REQUIRED TASKS:
a - Name every source that the opening paragraph of the crawling notes says covers what to consider when getting pages crawled.
b - According to the crawling notes, how many renders does the Fetch and Render tool show, and which user agent does each use?
c - Using the crawling notes, explain why Google prefers a 404 for expired or removed content.
START TEXT BLOCK
Before a page can be indexed, and therefore appear within search results, it must be crawled by search engine crawlers, like Googlebot. There are many things to consider in order to get pages crawled and ensure they are adhering to the correct guidelines. These are covered within our Hangout Notes, as well as further research and recommendations.

404 Pages Crawled Less Than Noindex

October 27, 2015 Source

For expired/removed content, John says that Google prefer a 404 as it results in less crawling than a noindex.

Fetch & Render Shows Results for a Googlebot and Browser User Agent

October 27, 2015 Source

The Fetch and Render tool shows you 2 different renders, one for Googlebot which used the Googlebot user agent, and one for users which used a browser user agent. If JS/CSS is disallowed for Googlebot, it may not be able to render all the content in the same way.
END TEXT BLOCK
START RECORDED DATA
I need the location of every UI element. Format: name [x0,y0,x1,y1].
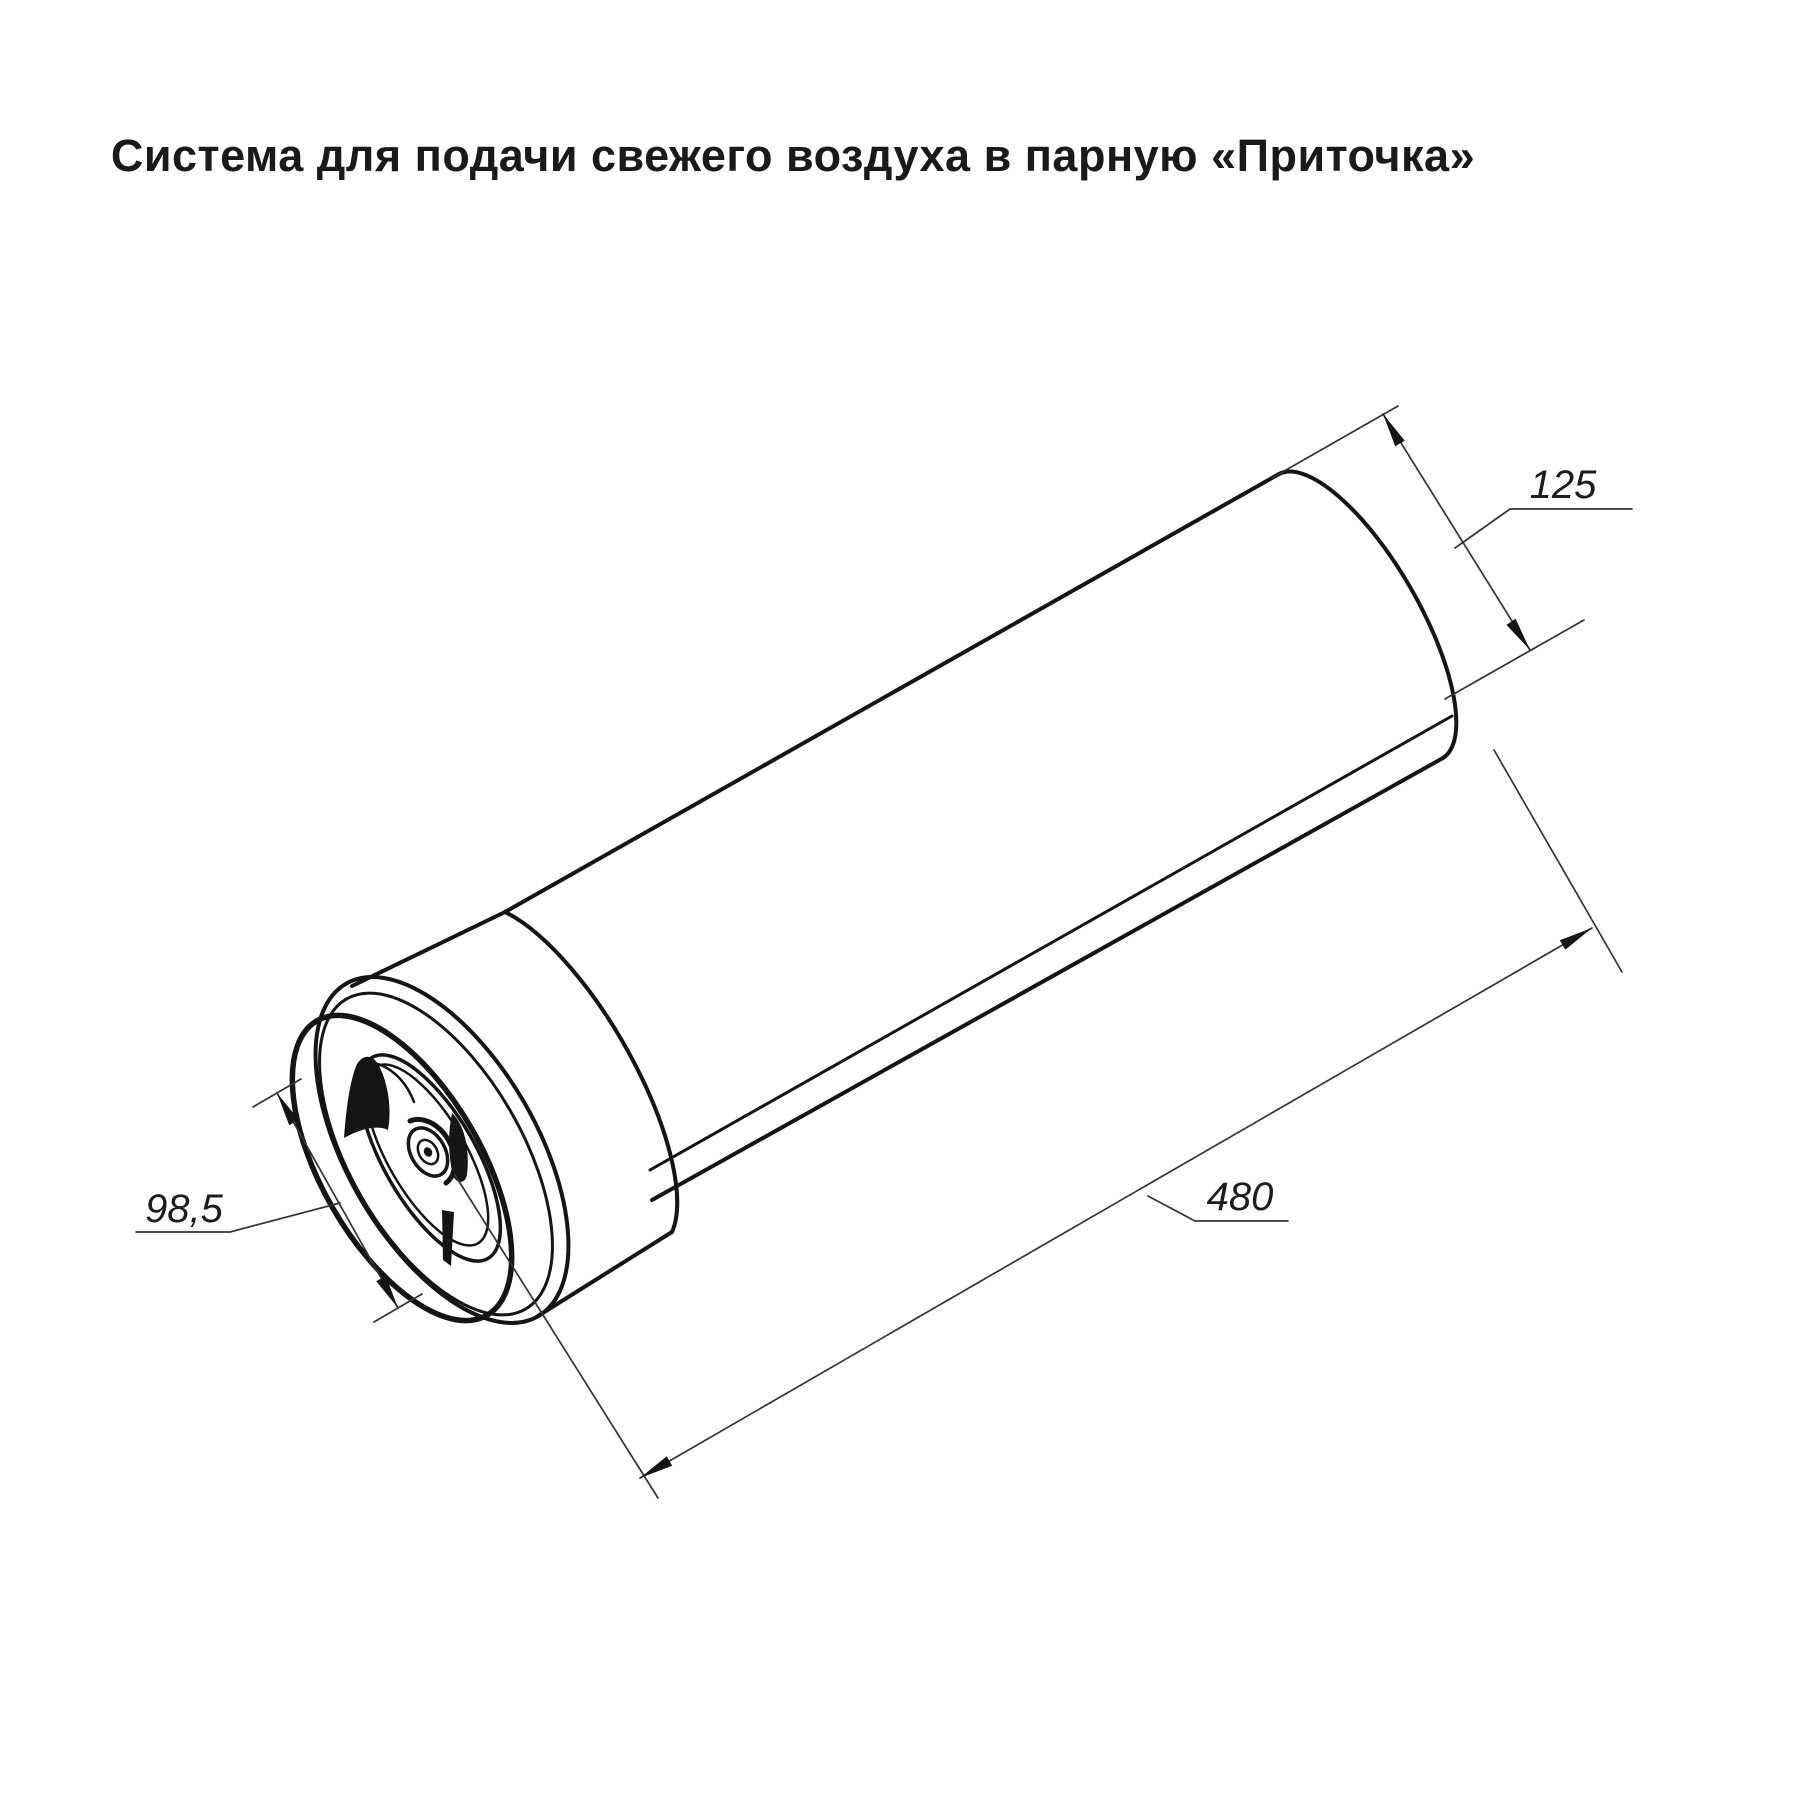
END RECORDED DATA
ANSWERS BY TASK:
a -
- Hangout Notes
- Further research
- Recommendations

b - It shows two renders. The one for Googlebot uses the Googlebot user agent, and the one for users uses a browser user agent.

c - Google prefers a 404 over a noindex for expired or removed content because a 404 results in less crawling than a noindex.